═════ Dataset

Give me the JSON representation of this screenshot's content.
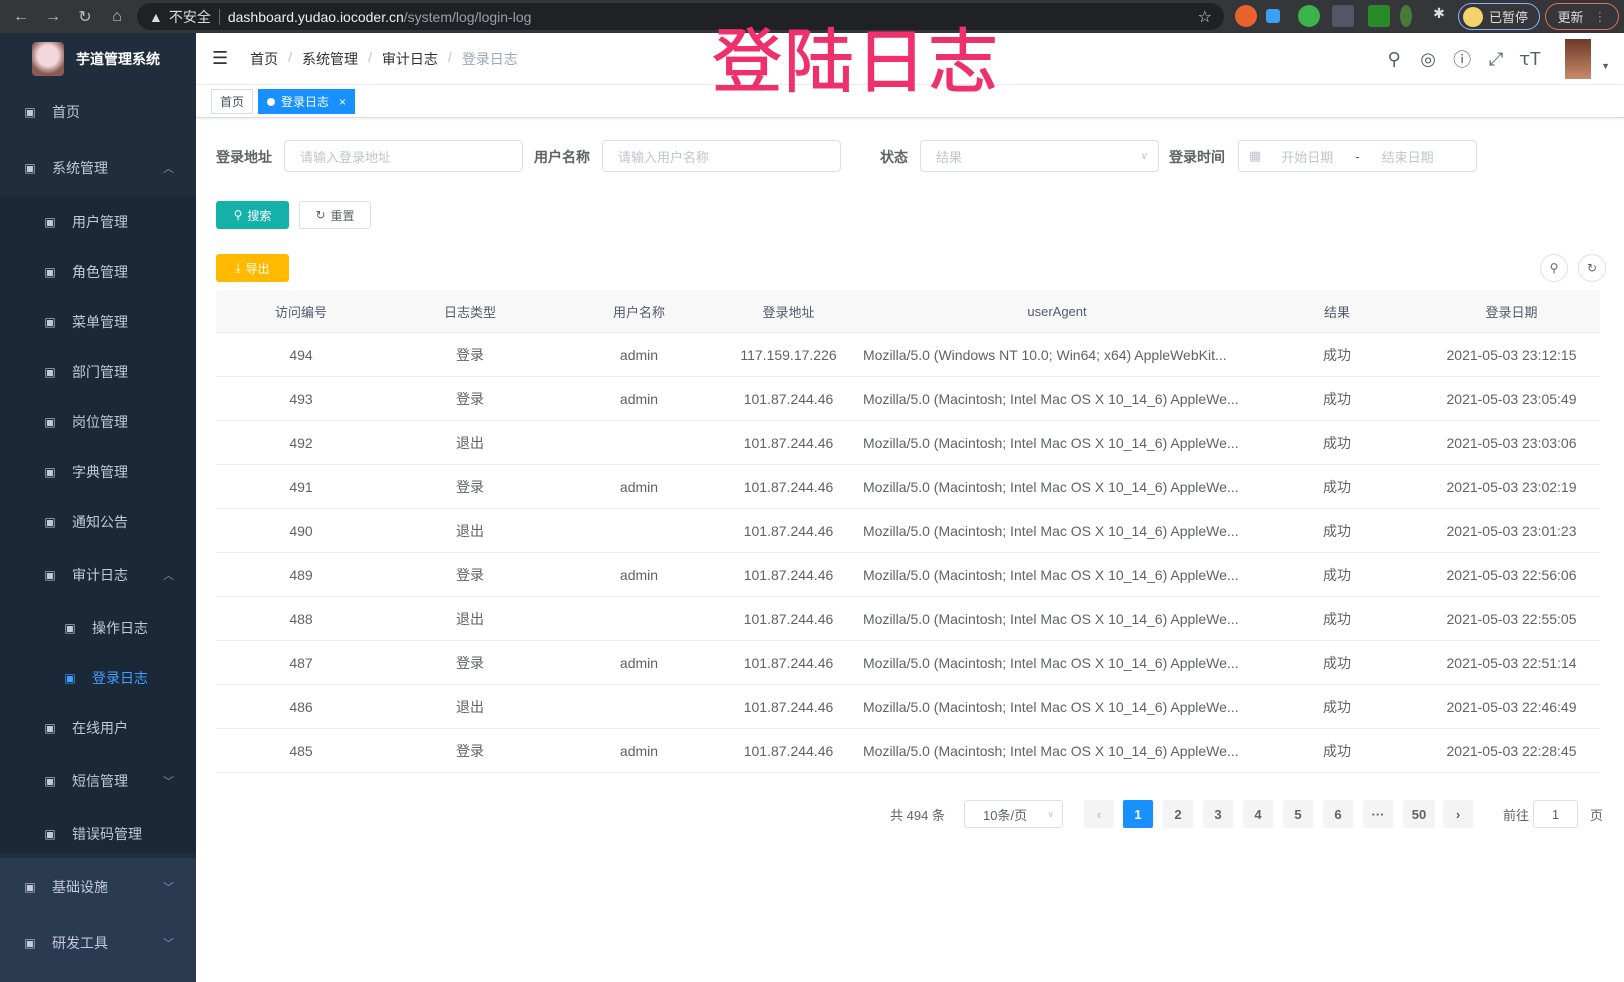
{
  "browser": {
    "insecure": "不安全",
    "host": "dashboard.yudao.iocoder.cn",
    "path": "/system/log/login-log",
    "paused": "已暂停",
    "update": "更新"
  },
  "overlay_title": "登陆日志",
  "sidebar": {
    "title": "芋道管理系统",
    "items": [
      {
        "label": "首页",
        "icon": "dashboard-icon"
      },
      {
        "label": "系统管理",
        "icon": "gear-icon",
        "expanded": true
      },
      {
        "label": "用户管理",
        "icon": "user-icon"
      },
      {
        "label": "角色管理",
        "icon": "peoples-icon"
      },
      {
        "label": "菜单管理",
        "icon": "tree-table-icon"
      },
      {
        "label": "部门管理",
        "icon": "tree-icon"
      },
      {
        "label": "岗位管理",
        "icon": "post-icon"
      },
      {
        "label": "字典管理",
        "icon": "dict-icon"
      },
      {
        "label": "通知公告",
        "icon": "message-icon"
      },
      {
        "label": "审计日志",
        "icon": "log-icon",
        "expanded": true
      },
      {
        "label": "操作日志",
        "icon": "form-icon"
      },
      {
        "label": "登录日志",
        "icon": "logininfor-icon",
        "active": true
      },
      {
        "label": "在线用户",
        "icon": "online-icon"
      },
      {
        "label": "短信管理",
        "icon": "shield-icon"
      },
      {
        "label": "错误码管理",
        "icon": "code-icon"
      },
      {
        "label": "基础设施",
        "icon": "monitor-icon"
      },
      {
        "label": "研发工具",
        "icon": "tool-icon"
      }
    ]
  },
  "breadcrumb": [
    "首页",
    "系统管理",
    "审计日志",
    "登录日志"
  ],
  "tags": [
    {
      "label": "首页"
    },
    {
      "label": "登录日志",
      "close": "×"
    }
  ],
  "filters": {
    "address": {
      "label": "登录地址",
      "placeholder": "请输入登录地址"
    },
    "username": {
      "label": "用户名称",
      "placeholder": "请输入用户名称"
    },
    "status": {
      "label": "状态",
      "placeholder": "结果"
    },
    "time": {
      "label": "登录时间",
      "start": "开始日期",
      "sep": "-",
      "end": "结束日期"
    }
  },
  "buttons": {
    "search": "搜索",
    "reset": "重置",
    "export": "导出"
  },
  "table": {
    "headers": [
      "访问编号",
      "日志类型",
      "用户名称",
      "登录地址",
      "userAgent",
      "结果",
      "登录日期"
    ],
    "rows": [
      [
        "494",
        "登录",
        "admin",
        "117.159.17.226",
        "Mozilla/5.0 (Windows NT 10.0; Win64; x64) AppleWebKit...",
        "成功",
        "2021-05-03 23:12:15"
      ],
      [
        "493",
        "登录",
        "admin",
        "101.87.244.46",
        "Mozilla/5.0 (Macintosh; Intel Mac OS X 10_14_6) AppleWe...",
        "成功",
        "2021-05-03 23:05:49"
      ],
      [
        "492",
        "退出",
        "",
        "101.87.244.46",
        "Mozilla/5.0 (Macintosh; Intel Mac OS X 10_14_6) AppleWe...",
        "成功",
        "2021-05-03 23:03:06"
      ],
      [
        "491",
        "登录",
        "admin",
        "101.87.244.46",
        "Mozilla/5.0 (Macintosh; Intel Mac OS X 10_14_6) AppleWe...",
        "成功",
        "2021-05-03 23:02:19"
      ],
      [
        "490",
        "退出",
        "",
        "101.87.244.46",
        "Mozilla/5.0 (Macintosh; Intel Mac OS X 10_14_6) AppleWe...",
        "成功",
        "2021-05-03 23:01:23"
      ],
      [
        "489",
        "登录",
        "admin",
        "101.87.244.46",
        "Mozilla/5.0 (Macintosh; Intel Mac OS X 10_14_6) AppleWe...",
        "成功",
        "2021-05-03 22:56:06"
      ],
      [
        "488",
        "退出",
        "",
        "101.87.244.46",
        "Mozilla/5.0 (Macintosh; Intel Mac OS X 10_14_6) AppleWe...",
        "成功",
        "2021-05-03 22:55:05"
      ],
      [
        "487",
        "登录",
        "admin",
        "101.87.244.46",
        "Mozilla/5.0 (Macintosh; Intel Mac OS X 10_14_6) AppleWe...",
        "成功",
        "2021-05-03 22:51:14"
      ],
      [
        "486",
        "退出",
        "",
        "101.87.244.46",
        "Mozilla/5.0 (Macintosh; Intel Mac OS X 10_14_6) AppleWe...",
        "成功",
        "2021-05-03 22:46:49"
      ],
      [
        "485",
        "登录",
        "admin",
        "101.87.244.46",
        "Mozilla/5.0 (Macintosh; Intel Mac OS X 10_14_6) AppleWe...",
        "成功",
        "2021-05-03 22:28:45"
      ]
    ]
  },
  "pagination": {
    "total": "共 494 条",
    "page_size": "10条/页",
    "pages": [
      "1",
      "2",
      "3",
      "4",
      "5",
      "6",
      "···",
      "50"
    ],
    "current": "1",
    "goto_label": "前往",
    "goto_value": "1",
    "page_suffix": "页"
  },
  "colors": {
    "sidebar": "#1f2d3d",
    "primary": "#1890ff",
    "search": "#13b1a8",
    "export": "#ffba00",
    "overlay": "#f0306a"
  }
}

══════════

## Request
Pictures don't belong in the copy. Transcribe every record exactly as it appears.

## Full answer
Give me the JSON representation of this screenshot's content.
{
  "browser": {
    "insecure": "不安全",
    "host": "dashboard.yudao.iocoder.cn",
    "path": "/system/log/login-log",
    "paused": "已暂停",
    "update": "更新"
  },
  "overlay_title": "登陆日志",
  "sidebar": {
    "title": "芋道管理系统",
    "items": [
      {
        "label": "首页",
        "icon": "dashboard-icon"
      },
      {
        "label": "系统管理",
        "icon": "gear-icon",
        "expanded": true
      },
      {
        "label": "用户管理",
        "icon": "user-icon"
      },
      {
        "label": "角色管理",
        "icon": "peoples-icon"
      },
      {
        "label": "菜单管理",
        "icon": "tree-table-icon"
      },
      {
        "label": "部门管理",
        "icon": "tree-icon"
      },
      {
        "label": "岗位管理",
        "icon": "post-icon"
      },
      {
        "label": "字典管理",
        "icon": "dict-icon"
      },
      {
        "label": "通知公告",
        "icon": "message-icon"
      },
      {
        "label": "审计日志",
        "icon": "log-icon",
        "expanded": true
      },
      {
        "label": "操作日志",
        "icon": "form-icon"
      },
      {
        "label": "登录日志",
        "icon": "logininfor-icon",
        "active": true
      },
      {
        "label": "在线用户",
        "icon": "online-icon"
      },
      {
        "label": "短信管理",
        "icon": "shield-icon"
      },
      {
        "label": "错误码管理",
        "icon": "code-icon"
      },
      {
        "label": "基础设施",
        "icon": "monitor-icon"
      },
      {
        "label": "研发工具",
        "icon": "tool-icon"
      }
    ]
  },
  "breadcrumb": [
    "首页",
    "系统管理",
    "审计日志",
    "登录日志"
  ],
  "tags": [
    {
      "label": "首页"
    },
    {
      "label": "登录日志",
      "close": "×"
    }
  ],
  "filters": {
    "address": {
      "label": "登录地址",
      "placeholder": "请输入登录地址"
    },
    "username": {
      "label": "用户名称",
      "placeholder": "请输入用户名称"
    },
    "status": {
      "label": "状态",
      "placeholder": "结果"
    },
    "time": {
      "label": "登录时间",
      "start": "开始日期",
      "sep": "-",
      "end": "结束日期"
    }
  },
  "buttons": {
    "search": "搜索",
    "reset": "重置",
    "export": "导出"
  },
  "table": {
    "headers": [
      "访问编号",
      "日志类型",
      "用户名称",
      "登录地址",
      "userAgent",
      "结果",
      "登录日期"
    ],
    "rows": [
      [
        "494",
        "登录",
        "admin",
        "117.159.17.226",
        "Mozilla/5.0 (Windows NT 10.0; Win64; x64) AppleWebKit...",
        "成功",
        "2021-05-03 23:12:15"
      ],
      [
        "493",
        "登录",
        "admin",
        "101.87.244.46",
        "Mozilla/5.0 (Macintosh; Intel Mac OS X 10_14_6) AppleWe...",
        "成功",
        "2021-05-03 23:05:49"
      ],
      [
        "492",
        "退出",
        "",
        "101.87.244.46",
        "Mozilla/5.0 (Macintosh; Intel Mac OS X 10_14_6) AppleWe...",
        "成功",
        "2021-05-03 23:03:06"
      ],
      [
        "491",
        "登录",
        "admin",
        "101.87.244.46",
        "Mozilla/5.0 (Macintosh; Intel Mac OS X 10_14_6) AppleWe...",
        "成功",
        "2021-05-03 23:02:19"
      ],
      [
        "490",
        "退出",
        "",
        "101.87.244.46",
        "Mozilla/5.0 (Macintosh; Intel Mac OS X 10_14_6) AppleWe...",
        "成功",
        "2021-05-03 23:01:23"
      ],
      [
        "489",
        "登录",
        "admin",
        "101.87.244.46",
        "Mozilla/5.0 (Macintosh; Intel Mac OS X 10_14_6) AppleWe...",
        "成功",
        "2021-05-03 22:56:06"
      ],
      [
        "488",
        "退出",
        "",
        "101.87.244.46",
        "Mozilla/5.0 (Macintosh; Intel Mac OS X 10_14_6) AppleWe...",
        "成功",
        "2021-05-03 22:55:05"
      ],
      [
        "487",
        "登录",
        "admin",
        "101.87.244.46",
        "Mozilla/5.0 (Macintosh; Intel Mac OS X 10_14_6) AppleWe...",
        "成功",
        "2021-05-03 22:51:14"
      ],
      [
        "486",
        "退出",
        "",
        "101.87.244.46",
        "Mozilla/5.0 (Macintosh; Intel Mac OS X 10_14_6) AppleWe...",
        "成功",
        "2021-05-03 22:46:49"
      ],
      [
        "485",
        "登录",
        "admin",
        "101.87.244.46",
        "Mozilla/5.0 (Macintosh; Intel Mac OS X 10_14_6) AppleWe...",
        "成功",
        "2021-05-03 22:28:45"
      ]
    ]
  },
  "pagination": {
    "total": "共 494 条",
    "page_size": "10条/页",
    "pages": [
      "1",
      "2",
      "3",
      "4",
      "5",
      "6",
      "···",
      "50"
    ],
    "current": "1",
    "goto_label": "前往",
    "goto_value": "1",
    "page_suffix": "页"
  },
  "colors": {
    "sidebar": "#1f2d3d",
    "primary": "#1890ff",
    "search": "#13b1a8",
    "export": "#ffba00",
    "overlay": "#f0306a"
  }
}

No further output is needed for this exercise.